==== Source material ====

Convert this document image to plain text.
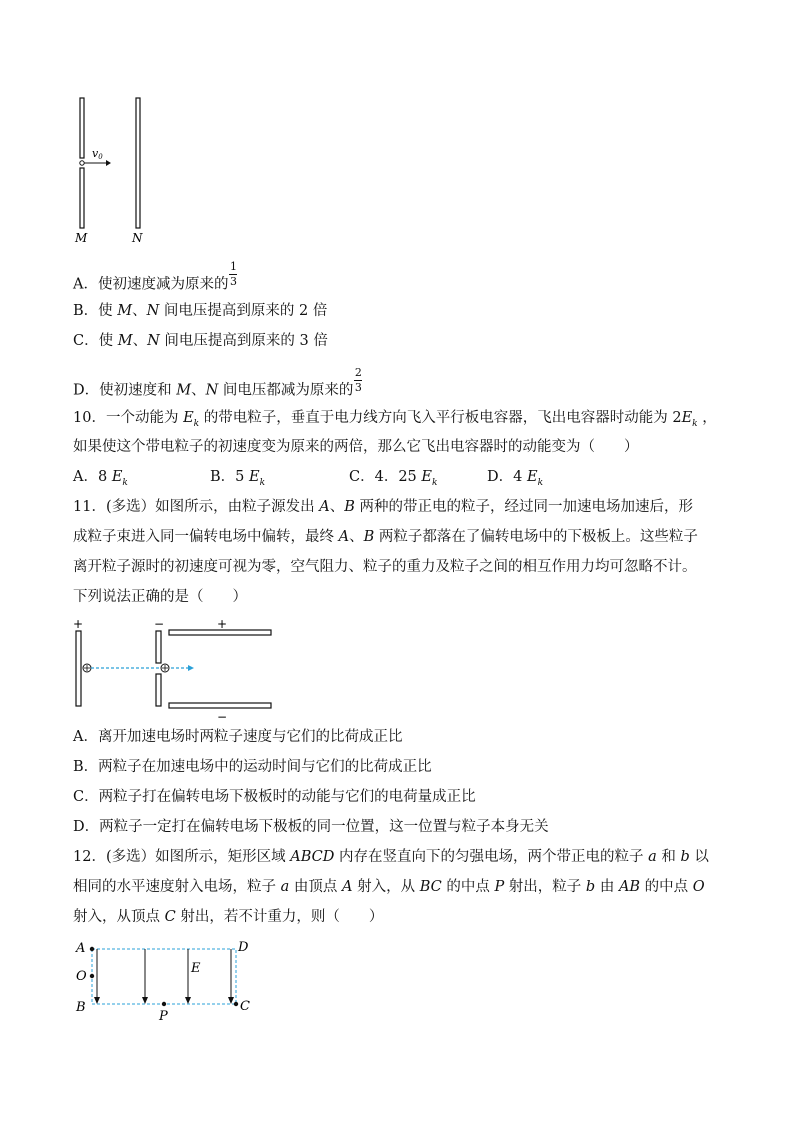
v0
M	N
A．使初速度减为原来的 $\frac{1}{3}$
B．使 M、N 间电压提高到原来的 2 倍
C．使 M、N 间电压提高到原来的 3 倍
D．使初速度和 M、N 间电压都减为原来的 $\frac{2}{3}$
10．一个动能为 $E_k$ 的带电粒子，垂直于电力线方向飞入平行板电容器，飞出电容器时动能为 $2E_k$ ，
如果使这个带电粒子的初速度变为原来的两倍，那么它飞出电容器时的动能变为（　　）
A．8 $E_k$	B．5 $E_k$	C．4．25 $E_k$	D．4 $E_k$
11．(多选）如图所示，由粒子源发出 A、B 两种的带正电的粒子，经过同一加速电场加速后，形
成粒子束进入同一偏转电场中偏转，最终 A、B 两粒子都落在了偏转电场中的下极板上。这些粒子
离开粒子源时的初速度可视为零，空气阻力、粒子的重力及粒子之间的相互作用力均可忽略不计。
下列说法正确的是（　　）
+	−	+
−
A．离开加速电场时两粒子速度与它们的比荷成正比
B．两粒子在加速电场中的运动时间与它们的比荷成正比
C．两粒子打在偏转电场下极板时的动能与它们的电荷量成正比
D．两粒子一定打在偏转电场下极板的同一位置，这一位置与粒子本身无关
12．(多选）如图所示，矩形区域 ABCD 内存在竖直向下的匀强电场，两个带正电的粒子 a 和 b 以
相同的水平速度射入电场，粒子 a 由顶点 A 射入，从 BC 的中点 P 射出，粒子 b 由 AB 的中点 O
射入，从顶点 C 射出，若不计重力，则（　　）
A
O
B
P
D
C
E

====

§ **Goal of the exercise**: Return every line of the records exactly as given, pictures excluded.

§ **Finished answer**:
Convert this document image to plain text.
v0
M	N
A．使初速度减为原来的 $\frac{1}{3}$
B．使 M、N 间电压提高到原来的 2 倍
C．使 M、N 间电压提高到原来的 3 倍
D．使初速度和 M、N 间电压都减为原来的 $\frac{2}{3}$
10．一个动能为 $E_k$ 的带电粒子，垂直于电力线方向飞入平行板电容器，飞出电容器时动能为 $2E_k$ ，
如果使这个带电粒子的初速度变为原来的两倍，那么它飞出电容器时的动能变为（　　）
A．8 $E_k$	B．5 $E_k$	C．4．25 $E_k$	D．4 $E_k$
11．(多选）如图所示，由粒子源发出 A、B 两种的带正电的粒子，经过同一加速电场加速后，形
成粒子束进入同一偏转电场中偏转，最终 A、B 两粒子都落在了偏转电场中的下极板上。这些粒子
离开粒子源时的初速度可视为零，空气阻力、粒子的重力及粒子之间的相互作用力均可忽略不计。
下列说法正确的是（　　）
+	−	+
−
A．离开加速电场时两粒子速度与它们的比荷成正比
B．两粒子在加速电场中的运动时间与它们的比荷成正比
C．两粒子打在偏转电场下极板时的动能与它们的电荷量成正比
D．两粒子一定打在偏转电场下极板的同一位置，这一位置与粒子本身无关
12．(多选）如图所示，矩形区域 ABCD 内存在竖直向下的匀强电场，两个带正电的粒子 a 和 b 以
相同的水平速度射入电场，粒子 a 由顶点 A 射入，从 BC 的中点 P 射出，粒子 b 由 AB 的中点 O
射入，从顶点 C 射出，若不计重力，则（　　）
A
O
B
P
D
C
E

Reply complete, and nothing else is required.